● **Directive**: Count, in the entries, the lines with "ffffff". Answer with the number only.

● **Given entries**:
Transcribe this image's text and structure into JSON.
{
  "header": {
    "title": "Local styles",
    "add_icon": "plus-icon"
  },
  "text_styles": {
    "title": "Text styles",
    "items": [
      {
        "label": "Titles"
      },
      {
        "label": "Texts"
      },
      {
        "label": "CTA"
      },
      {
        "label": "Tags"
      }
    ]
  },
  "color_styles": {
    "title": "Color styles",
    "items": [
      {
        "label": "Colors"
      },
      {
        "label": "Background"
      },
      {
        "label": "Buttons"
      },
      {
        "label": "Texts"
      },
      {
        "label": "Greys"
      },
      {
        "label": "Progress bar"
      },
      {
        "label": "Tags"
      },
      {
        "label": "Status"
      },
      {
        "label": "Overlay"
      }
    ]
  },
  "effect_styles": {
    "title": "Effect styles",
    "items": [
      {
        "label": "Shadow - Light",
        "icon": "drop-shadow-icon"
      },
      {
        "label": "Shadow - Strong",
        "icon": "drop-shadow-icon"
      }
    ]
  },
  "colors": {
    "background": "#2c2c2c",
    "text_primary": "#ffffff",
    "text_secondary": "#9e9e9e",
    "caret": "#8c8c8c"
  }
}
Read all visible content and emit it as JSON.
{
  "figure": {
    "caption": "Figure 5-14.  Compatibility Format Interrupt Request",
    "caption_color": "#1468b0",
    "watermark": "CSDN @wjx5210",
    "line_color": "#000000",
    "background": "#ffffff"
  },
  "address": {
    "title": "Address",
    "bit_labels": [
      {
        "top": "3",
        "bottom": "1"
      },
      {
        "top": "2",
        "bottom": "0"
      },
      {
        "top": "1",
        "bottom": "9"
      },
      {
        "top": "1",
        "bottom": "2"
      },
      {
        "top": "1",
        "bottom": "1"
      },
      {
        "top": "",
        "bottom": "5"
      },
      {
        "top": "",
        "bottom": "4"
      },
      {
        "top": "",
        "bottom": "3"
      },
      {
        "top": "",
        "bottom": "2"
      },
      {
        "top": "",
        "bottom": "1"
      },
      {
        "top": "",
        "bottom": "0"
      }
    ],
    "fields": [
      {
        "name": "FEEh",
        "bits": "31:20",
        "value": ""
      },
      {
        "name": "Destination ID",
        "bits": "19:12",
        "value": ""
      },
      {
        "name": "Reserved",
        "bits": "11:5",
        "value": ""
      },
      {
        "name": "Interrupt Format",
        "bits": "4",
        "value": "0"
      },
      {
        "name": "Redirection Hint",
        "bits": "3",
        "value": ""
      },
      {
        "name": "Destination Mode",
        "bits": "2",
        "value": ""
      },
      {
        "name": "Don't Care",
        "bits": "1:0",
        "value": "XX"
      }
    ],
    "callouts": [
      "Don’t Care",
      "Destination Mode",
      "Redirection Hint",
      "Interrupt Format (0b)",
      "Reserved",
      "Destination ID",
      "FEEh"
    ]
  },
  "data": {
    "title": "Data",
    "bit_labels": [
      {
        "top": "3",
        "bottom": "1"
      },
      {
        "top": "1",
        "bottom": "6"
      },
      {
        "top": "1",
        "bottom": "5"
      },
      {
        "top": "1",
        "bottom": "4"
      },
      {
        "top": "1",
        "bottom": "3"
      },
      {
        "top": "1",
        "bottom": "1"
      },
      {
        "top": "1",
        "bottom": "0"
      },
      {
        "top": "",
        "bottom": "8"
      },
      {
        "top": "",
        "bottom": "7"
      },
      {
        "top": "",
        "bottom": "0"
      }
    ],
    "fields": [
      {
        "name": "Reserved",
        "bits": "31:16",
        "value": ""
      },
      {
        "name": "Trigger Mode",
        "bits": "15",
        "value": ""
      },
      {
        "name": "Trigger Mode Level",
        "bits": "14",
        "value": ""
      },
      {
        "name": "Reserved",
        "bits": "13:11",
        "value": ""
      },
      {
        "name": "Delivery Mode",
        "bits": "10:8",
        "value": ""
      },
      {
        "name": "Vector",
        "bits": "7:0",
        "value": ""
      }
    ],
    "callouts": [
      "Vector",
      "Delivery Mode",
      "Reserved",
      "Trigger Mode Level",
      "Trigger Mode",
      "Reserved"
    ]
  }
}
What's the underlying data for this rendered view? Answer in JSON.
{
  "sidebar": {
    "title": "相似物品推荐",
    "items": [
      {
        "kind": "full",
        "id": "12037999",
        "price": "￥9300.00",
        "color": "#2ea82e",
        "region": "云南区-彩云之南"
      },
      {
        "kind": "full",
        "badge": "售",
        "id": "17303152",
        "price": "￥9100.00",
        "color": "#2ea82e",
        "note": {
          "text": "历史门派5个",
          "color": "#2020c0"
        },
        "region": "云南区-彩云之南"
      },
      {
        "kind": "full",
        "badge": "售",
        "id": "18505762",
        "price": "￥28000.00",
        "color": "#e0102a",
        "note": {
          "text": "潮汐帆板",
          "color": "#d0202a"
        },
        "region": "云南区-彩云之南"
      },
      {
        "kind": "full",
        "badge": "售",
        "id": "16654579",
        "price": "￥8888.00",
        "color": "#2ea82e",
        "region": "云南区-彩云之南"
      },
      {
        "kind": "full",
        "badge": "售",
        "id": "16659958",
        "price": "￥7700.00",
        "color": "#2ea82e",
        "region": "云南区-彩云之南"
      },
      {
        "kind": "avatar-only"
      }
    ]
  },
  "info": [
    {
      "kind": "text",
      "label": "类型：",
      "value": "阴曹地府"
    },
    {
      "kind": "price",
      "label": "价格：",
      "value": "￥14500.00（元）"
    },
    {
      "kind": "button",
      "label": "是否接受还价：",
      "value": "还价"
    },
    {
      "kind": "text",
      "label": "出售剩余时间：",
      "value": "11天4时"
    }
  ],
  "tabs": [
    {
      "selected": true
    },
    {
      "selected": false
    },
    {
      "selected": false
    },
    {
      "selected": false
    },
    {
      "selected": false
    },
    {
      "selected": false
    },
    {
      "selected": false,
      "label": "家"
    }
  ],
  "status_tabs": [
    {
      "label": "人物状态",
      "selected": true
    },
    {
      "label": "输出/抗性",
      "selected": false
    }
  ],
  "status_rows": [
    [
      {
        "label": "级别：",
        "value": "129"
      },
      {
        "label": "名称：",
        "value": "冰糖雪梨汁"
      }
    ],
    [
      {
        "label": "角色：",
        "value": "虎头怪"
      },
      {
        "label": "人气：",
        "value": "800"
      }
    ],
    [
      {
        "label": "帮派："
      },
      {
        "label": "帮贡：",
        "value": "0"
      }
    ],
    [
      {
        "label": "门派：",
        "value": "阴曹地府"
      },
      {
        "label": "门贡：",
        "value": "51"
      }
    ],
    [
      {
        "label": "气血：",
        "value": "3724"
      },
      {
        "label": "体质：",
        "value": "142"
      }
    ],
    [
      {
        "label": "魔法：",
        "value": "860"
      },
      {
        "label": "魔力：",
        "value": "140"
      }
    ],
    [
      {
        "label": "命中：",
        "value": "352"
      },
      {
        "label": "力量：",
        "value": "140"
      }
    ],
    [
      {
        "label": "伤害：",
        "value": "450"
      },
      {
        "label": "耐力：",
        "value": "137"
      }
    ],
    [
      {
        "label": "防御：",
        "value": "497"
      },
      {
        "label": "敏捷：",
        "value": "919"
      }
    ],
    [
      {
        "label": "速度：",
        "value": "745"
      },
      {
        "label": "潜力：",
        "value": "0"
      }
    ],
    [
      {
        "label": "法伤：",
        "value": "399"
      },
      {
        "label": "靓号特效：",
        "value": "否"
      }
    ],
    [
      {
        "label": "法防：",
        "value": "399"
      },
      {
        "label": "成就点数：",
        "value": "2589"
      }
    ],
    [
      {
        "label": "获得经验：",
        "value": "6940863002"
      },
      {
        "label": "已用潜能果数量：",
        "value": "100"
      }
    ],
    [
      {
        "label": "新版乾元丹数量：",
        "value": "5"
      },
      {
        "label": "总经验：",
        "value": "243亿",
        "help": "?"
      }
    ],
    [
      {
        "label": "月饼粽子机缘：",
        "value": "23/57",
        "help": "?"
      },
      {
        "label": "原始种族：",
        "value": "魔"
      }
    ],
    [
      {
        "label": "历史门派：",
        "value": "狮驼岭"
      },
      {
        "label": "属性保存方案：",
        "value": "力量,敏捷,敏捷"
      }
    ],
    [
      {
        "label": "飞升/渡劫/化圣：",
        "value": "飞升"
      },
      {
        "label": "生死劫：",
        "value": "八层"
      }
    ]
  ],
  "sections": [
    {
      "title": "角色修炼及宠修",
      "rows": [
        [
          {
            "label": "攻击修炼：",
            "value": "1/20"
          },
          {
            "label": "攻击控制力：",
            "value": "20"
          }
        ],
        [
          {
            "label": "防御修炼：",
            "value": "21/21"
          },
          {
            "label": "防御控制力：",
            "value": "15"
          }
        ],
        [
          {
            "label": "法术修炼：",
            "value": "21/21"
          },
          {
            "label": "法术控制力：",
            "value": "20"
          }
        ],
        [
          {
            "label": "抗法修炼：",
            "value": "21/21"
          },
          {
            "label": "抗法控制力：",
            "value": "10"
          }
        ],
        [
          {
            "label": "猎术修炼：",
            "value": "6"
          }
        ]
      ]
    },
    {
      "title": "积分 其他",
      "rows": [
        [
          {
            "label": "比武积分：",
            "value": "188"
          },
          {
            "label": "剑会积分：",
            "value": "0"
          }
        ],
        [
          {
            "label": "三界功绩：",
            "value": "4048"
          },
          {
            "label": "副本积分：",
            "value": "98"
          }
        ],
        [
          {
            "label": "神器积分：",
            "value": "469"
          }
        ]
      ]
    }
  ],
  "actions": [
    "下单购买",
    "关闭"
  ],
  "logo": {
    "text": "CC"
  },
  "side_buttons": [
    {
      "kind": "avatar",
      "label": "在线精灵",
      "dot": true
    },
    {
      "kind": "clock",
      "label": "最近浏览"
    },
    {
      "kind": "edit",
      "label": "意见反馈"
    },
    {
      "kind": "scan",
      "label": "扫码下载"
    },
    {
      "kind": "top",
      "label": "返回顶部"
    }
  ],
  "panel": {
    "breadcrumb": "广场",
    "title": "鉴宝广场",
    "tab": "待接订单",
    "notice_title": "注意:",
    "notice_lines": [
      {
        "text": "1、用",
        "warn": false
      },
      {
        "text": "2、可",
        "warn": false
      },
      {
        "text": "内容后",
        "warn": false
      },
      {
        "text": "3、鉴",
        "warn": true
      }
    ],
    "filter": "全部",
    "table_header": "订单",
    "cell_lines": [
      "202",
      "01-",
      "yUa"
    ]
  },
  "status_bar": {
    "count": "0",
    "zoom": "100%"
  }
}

● **Problem solution**: 2